**EXERCISE OBJECTIVE**
Below is a block of records; repeat all of them exactly.

══ DATASET ENTRIES

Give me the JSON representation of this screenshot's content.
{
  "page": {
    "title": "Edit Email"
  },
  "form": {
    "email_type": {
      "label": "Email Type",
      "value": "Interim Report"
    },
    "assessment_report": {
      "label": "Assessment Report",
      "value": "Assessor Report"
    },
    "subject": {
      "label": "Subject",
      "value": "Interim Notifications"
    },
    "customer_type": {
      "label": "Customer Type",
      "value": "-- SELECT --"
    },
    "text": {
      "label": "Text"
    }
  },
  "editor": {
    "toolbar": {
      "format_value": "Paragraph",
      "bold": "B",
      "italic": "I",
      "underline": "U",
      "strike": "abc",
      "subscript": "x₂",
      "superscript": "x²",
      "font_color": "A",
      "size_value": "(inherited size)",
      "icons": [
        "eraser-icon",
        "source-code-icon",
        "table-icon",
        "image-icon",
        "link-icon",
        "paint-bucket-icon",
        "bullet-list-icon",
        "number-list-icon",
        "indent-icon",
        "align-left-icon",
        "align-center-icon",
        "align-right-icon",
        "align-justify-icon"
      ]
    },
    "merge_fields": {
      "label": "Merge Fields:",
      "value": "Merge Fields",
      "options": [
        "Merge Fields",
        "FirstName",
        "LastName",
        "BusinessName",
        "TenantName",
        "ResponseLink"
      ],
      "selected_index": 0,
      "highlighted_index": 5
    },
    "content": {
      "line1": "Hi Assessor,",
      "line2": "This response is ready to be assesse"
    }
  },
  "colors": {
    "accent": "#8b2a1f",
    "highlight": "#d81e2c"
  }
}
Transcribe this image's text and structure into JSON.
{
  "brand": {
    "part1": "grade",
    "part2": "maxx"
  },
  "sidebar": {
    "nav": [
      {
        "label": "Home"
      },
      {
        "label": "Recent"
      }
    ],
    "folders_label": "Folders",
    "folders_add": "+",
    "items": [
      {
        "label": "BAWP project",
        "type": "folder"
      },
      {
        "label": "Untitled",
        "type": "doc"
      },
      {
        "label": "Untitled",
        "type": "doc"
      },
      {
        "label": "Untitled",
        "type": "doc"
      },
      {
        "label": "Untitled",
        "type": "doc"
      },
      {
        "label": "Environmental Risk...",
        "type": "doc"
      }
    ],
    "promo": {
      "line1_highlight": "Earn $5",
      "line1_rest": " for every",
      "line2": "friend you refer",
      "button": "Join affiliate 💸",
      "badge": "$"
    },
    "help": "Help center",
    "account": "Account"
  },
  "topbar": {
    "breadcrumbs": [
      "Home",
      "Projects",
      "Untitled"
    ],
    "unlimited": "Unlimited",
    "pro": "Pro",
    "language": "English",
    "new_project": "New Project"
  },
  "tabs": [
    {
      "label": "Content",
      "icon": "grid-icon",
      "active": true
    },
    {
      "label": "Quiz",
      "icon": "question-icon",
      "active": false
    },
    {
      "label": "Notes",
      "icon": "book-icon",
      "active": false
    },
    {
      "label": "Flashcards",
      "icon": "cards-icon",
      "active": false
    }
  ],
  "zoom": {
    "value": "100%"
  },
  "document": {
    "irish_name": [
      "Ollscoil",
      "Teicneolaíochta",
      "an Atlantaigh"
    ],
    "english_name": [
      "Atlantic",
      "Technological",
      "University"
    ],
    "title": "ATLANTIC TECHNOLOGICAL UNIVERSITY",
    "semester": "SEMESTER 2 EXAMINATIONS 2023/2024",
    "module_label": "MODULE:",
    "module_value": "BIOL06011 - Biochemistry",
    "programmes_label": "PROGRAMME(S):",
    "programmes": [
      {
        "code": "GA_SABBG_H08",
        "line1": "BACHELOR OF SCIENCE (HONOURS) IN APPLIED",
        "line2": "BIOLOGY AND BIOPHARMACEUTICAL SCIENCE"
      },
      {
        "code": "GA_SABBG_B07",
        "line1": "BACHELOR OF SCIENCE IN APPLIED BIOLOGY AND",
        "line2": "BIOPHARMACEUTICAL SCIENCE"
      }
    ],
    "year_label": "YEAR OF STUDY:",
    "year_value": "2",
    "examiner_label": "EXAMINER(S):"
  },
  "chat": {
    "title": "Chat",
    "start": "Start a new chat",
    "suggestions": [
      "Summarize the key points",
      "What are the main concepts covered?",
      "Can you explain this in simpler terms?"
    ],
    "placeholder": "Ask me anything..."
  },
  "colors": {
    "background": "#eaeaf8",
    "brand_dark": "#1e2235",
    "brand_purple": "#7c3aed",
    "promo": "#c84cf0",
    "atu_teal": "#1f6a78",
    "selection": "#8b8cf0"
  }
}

════

**RESULT**
Give me the JSON representation of this screenshot's content.
{
  "page": {
    "title": "Edit Email"
  },
  "form": {
    "email_type": {
      "label": "Email Type",
      "value": "Interim Report"
    },
    "assessment_report": {
      "label": "Assessment Report",
      "value": "Assessor Report"
    },
    "subject": {
      "label": "Subject",
      "value": "Interim Notifications"
    },
    "customer_type": {
      "label": "Customer Type",
      "value": "-- SELECT --"
    },
    "text": {
      "label": "Text"
    }
  },
  "editor": {
    "toolbar": {
      "format_value": "Paragraph",
      "bold": "B",
      "italic": "I",
      "underline": "U",
      "strike": "abc",
      "subscript": "x₂",
      "superscript": "x²",
      "font_color": "A",
      "size_value": "(inherited size)",
      "icons": [
        "eraser-icon",
        "source-code-icon",
        "table-icon",
        "image-icon",
        "link-icon",
        "paint-bucket-icon",
        "bullet-list-icon",
        "number-list-icon",
        "indent-icon",
        "align-left-icon",
        "align-center-icon",
        "align-right-icon",
        "align-justify-icon"
      ]
    },
    "merge_fields": {
      "label": "Merge Fields:",
      "value": "Merge Fields",
      "options": [
        "Merge Fields",
        "FirstName",
        "LastName",
        "BusinessName",
        "TenantName",
        "ResponseLink"
      ],
      "selected_index": 0,
      "highlighted_index": 5
    },
    "content": {
      "line1": "Hi Assessor,",
      "line2": "This response is ready to be assesse"
    }
  },
  "colors": {
    "accent": "#8b2a1f",
    "highlight": "#d81e2c"
  }
}
Transcribe this image's text and structure into JSON.
{
  "brand": {
    "part1": "grade",
    "part2": "maxx"
  },
  "sidebar": {
    "nav": [
      {
        "label": "Home"
      },
      {
        "label": "Recent"
      }
    ],
    "folders_label": "Folders",
    "folders_add": "+",
    "items": [
      {
        "label": "BAWP project",
        "type": "folder"
      },
      {
        "label": "Untitled",
        "type": "doc"
      },
      {
        "label": "Untitled",
        "type": "doc"
      },
      {
        "label": "Untitled",
        "type": "doc"
      },
      {
        "label": "Untitled",
        "type": "doc"
      },
      {
        "label": "Environmental Risk...",
        "type": "doc"
      }
    ],
    "promo": {
      "line1_highlight": "Earn $5",
      "line1_rest": " for every",
      "line2": "friend you refer",
      "button": "Join affiliate 💸",
      "badge": "$"
    },
    "help": "Help center",
    "account": "Account"
  },
  "topbar": {
    "breadcrumbs": [
      "Home",
      "Projects",
      "Untitled"
    ],
    "unlimited": "Unlimited",
    "pro": "Pro",
    "language": "English",
    "new_project": "New Project"
  },
  "tabs": [
    {
      "label": "Content",
      "icon": "grid-icon",
      "active": true
    },
    {
      "label": "Quiz",
      "icon": "question-icon",
      "active": false
    },
    {
      "label": "Notes",
      "icon": "book-icon",
      "active": false
    },
    {
      "label": "Flashcards",
      "icon": "cards-icon",
      "active": false
    }
  ],
  "zoom": {
    "value": "100%"
  },
  "document": {
    "irish_name": [
      "Ollscoil",
      "Teicneolaíochta",
      "an Atlantaigh"
    ],
    "english_name": [
      "Atlantic",
      "Technological",
      "University"
    ],
    "title": "ATLANTIC TECHNOLOGICAL UNIVERSITY",
    "semester": "SEMESTER 2 EXAMINATIONS 2023/2024",
    "module_label": "MODULE:",
    "module_value": "BIOL06011 - Biochemistry",
    "programmes_label": "PROGRAMME(S):",
    "programmes": [
      {
        "code": "GA_SABBG_H08",
        "line1": "BACHELOR OF SCIENCE (HONOURS) IN APPLIED",
        "line2": "BIOLOGY AND BIOPHARMACEUTICAL SCIENCE"
      },
      {
        "code": "GA_SABBG_B07",
        "line1": "BACHELOR OF SCIENCE IN APPLIED BIOLOGY AND",
        "line2": "BIOPHARMACEUTICAL SCIENCE"
      }
    ],
    "year_label": "YEAR OF STUDY:",
    "year_value": "2",
    "examiner_label": "EXAMINER(S):"
  },
  "chat": {
    "title": "Chat",
    "start": "Start a new chat",
    "suggestions": [
      "Summarize the key points",
      "What are the main concepts covered?",
      "Can you explain this in simpler terms?"
    ],
    "placeholder": "Ask me anything..."
  },
  "colors": {
    "background": "#eaeaf8",
    "brand_dark": "#1e2235",
    "brand_purple": "#7c3aed",
    "promo": "#c84cf0",
    "atu_teal": "#1f6a78",
    "selection": "#8b8cf0"
  }
}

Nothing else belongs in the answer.